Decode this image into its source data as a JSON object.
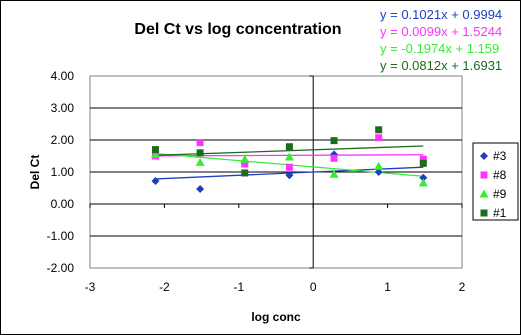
{
  "chart_data": {
    "type": "scatter",
    "title": "Del Ct vs log concentration",
    "xlabel": "log conc",
    "ylabel": "Del Ct",
    "xlim": [
      -3,
      2
    ],
    "ylim": [
      -2,
      4
    ],
    "x_ticks": [
      -3,
      -2,
      -1,
      0,
      1,
      2
    ],
    "y_ticks": [
      -2,
      -1,
      0,
      1,
      2,
      3,
      4
    ],
    "x_tick_labels": [
      "-3",
      "-2",
      "-1",
      "0",
      "1",
      "2"
    ],
    "y_tick_labels": [
      "-2.00",
      "-1.00",
      "0.00",
      "1.00",
      "2.00",
      "3.00",
      "4.00"
    ],
    "grid": "horizontal",
    "legend_position": "right",
    "series": [
      {
        "name": "#3",
        "marker": "diamond",
        "color": "#1f3fbf",
        "x": [
          -2.12,
          -1.52,
          -0.92,
          -0.32,
          0.28,
          0.88,
          1.48
        ],
        "y": [
          0.72,
          0.47,
          1.27,
          0.9,
          1.55,
          1.0,
          0.82
        ],
        "trendline": {
          "slope": 0.1021,
          "intercept": 0.9994,
          "equation": "y = 0.1021x + 0.9994"
        }
      },
      {
        "name": "#8",
        "marker": "square",
        "color": "#ff33ff",
        "x": [
          -2.12,
          -1.52,
          -0.92,
          -0.32,
          0.28,
          0.88,
          1.48
        ],
        "y": [
          1.5,
          1.92,
          1.25,
          1.15,
          1.43,
          2.07,
          1.4
        ],
        "trendline": {
          "slope": 0.0099,
          "intercept": 1.5244,
          "equation": "y = 0.0099x + 1.5244"
        }
      },
      {
        "name": "#9",
        "marker": "triangle",
        "color": "#33ee33",
        "x": [
          -2.12,
          -1.52,
          -0.92,
          -0.32,
          0.28,
          0.88,
          1.48
        ],
        "y": [
          1.55,
          1.3,
          1.4,
          1.47,
          0.93,
          1.18,
          0.66
        ],
        "trendline": {
          "slope": -0.1974,
          "intercept": 1.159,
          "equation": "y = -0.1974x + 1.159"
        }
      },
      {
        "name": "#1",
        "marker": "square",
        "color": "#1e6b1e",
        "x": [
          -2.12,
          -1.52,
          -0.92,
          -0.32,
          0.28,
          0.88,
          1.48
        ],
        "y": [
          1.7,
          1.6,
          0.97,
          1.79,
          1.98,
          2.32,
          1.27
        ],
        "trendline": {
          "slope": 0.0812,
          "intercept": 1.6931,
          "equation": "y = 0.0812x + 1.6931"
        }
      }
    ]
  }
}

**PROMPT:** Find every line in the records above that holds the word "marker", and copy each one.

**FINAL RESULT:**
        "marker": "diamond",
        "marker": "square",
        "marker": "triangle",
        "marker": "square",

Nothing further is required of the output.